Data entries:
»»

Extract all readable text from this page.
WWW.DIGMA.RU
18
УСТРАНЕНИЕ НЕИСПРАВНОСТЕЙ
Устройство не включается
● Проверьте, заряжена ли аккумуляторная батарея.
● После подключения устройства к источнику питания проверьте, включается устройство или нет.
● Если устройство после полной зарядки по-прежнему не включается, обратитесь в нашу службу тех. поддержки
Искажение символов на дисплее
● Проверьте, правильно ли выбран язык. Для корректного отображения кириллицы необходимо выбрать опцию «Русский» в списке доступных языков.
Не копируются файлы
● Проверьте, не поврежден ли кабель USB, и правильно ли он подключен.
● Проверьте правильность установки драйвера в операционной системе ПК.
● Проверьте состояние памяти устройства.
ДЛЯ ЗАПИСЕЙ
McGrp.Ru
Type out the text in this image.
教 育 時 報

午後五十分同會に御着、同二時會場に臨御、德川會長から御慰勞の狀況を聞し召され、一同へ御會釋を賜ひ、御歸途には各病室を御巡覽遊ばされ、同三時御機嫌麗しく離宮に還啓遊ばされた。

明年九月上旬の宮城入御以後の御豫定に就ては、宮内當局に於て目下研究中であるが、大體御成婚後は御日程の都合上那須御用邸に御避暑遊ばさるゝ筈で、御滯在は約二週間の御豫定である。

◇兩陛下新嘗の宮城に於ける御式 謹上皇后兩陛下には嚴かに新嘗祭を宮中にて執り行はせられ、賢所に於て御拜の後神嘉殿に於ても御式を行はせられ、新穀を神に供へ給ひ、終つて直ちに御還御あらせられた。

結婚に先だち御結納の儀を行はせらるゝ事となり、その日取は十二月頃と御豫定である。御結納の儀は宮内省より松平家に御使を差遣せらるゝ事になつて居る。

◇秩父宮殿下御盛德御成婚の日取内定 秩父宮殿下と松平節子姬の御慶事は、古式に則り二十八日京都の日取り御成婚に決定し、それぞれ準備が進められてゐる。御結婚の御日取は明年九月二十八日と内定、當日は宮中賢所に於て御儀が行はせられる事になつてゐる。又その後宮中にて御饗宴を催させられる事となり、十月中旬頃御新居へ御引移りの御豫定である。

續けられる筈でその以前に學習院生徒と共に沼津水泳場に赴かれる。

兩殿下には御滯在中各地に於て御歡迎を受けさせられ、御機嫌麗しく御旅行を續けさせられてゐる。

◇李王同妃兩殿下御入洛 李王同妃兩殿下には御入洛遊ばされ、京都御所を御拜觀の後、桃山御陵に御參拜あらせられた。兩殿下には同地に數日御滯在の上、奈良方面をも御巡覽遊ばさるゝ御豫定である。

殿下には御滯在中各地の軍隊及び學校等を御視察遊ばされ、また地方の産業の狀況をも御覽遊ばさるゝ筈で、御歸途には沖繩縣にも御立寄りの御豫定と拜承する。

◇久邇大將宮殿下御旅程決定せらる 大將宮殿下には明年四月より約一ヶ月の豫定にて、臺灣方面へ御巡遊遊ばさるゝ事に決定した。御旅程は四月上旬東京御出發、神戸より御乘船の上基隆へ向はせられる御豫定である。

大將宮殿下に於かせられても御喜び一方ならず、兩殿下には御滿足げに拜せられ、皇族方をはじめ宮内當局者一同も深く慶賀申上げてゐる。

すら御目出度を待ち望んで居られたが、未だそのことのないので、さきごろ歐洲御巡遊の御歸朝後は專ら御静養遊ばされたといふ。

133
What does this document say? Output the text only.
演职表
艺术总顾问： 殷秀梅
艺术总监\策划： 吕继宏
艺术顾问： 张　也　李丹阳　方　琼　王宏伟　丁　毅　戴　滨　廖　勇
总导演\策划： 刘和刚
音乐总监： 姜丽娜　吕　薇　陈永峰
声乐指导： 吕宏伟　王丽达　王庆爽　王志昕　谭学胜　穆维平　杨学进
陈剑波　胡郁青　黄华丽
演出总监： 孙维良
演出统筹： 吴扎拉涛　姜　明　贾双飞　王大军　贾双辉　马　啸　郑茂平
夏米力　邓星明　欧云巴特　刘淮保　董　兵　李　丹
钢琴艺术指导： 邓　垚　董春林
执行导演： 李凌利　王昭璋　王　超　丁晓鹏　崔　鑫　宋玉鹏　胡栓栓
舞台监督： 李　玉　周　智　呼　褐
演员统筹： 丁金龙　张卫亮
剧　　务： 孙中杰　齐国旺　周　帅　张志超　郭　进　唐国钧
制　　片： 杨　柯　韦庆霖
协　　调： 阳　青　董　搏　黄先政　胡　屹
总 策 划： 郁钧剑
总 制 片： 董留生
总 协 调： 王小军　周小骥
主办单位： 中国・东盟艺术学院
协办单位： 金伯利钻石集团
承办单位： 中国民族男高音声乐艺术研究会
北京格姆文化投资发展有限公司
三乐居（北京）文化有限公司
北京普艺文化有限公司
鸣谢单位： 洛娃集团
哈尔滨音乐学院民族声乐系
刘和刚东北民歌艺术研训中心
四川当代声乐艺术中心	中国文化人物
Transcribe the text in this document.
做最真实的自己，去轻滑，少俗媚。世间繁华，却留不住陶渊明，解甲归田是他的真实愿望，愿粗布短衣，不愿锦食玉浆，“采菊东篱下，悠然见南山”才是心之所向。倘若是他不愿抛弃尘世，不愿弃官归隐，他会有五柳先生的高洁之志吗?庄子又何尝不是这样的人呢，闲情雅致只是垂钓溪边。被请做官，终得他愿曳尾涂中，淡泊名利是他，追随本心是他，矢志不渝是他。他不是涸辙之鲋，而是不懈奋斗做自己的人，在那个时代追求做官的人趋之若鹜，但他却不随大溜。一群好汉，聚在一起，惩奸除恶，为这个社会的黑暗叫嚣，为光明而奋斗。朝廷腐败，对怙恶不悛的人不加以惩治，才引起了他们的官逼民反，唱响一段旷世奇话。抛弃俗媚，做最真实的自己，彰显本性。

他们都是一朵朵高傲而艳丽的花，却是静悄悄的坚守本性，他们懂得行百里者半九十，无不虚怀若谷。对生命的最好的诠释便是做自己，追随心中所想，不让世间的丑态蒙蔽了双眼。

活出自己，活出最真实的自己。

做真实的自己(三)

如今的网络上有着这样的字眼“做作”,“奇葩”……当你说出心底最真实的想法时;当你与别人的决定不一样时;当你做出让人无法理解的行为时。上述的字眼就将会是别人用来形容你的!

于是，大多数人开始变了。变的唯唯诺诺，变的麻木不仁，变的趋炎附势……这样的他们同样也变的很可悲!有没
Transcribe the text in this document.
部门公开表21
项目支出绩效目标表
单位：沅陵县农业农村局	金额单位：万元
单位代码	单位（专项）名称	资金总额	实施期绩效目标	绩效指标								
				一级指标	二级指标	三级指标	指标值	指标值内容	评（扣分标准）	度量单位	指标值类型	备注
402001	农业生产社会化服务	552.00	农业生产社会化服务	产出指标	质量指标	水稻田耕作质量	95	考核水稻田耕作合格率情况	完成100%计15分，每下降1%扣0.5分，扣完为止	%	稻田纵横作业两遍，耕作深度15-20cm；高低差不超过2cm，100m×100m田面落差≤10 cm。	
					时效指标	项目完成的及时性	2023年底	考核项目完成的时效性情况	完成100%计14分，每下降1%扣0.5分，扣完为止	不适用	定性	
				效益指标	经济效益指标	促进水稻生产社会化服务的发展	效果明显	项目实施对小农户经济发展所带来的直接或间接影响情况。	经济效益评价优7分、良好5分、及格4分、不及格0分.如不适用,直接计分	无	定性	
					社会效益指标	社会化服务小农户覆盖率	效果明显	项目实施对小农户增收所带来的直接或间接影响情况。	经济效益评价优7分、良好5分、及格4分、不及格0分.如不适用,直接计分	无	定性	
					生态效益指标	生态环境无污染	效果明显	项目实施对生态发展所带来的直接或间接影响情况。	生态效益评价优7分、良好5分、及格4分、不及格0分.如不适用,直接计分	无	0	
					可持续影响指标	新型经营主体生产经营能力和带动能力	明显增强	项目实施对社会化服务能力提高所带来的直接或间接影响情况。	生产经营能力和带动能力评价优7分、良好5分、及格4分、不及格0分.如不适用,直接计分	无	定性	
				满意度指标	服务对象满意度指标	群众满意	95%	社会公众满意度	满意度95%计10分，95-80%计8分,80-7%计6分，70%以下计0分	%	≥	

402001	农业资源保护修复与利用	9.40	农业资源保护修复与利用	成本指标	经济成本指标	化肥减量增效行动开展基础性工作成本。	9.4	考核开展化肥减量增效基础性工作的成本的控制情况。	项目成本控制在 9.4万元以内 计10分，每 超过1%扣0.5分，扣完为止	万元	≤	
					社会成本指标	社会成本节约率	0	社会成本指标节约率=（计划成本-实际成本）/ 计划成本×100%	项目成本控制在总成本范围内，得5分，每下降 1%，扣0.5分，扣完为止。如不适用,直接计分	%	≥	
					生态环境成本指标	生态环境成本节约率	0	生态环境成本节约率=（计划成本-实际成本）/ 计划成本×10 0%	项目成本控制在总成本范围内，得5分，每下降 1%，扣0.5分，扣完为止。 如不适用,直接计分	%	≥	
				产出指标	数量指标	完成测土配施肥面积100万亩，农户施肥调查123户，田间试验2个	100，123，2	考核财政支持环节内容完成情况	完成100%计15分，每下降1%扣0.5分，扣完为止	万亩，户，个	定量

««

TASK DIRECTIONS: Above are lines of data; state how many of them contain the word "产出指标", with no other output.

RESULT: 2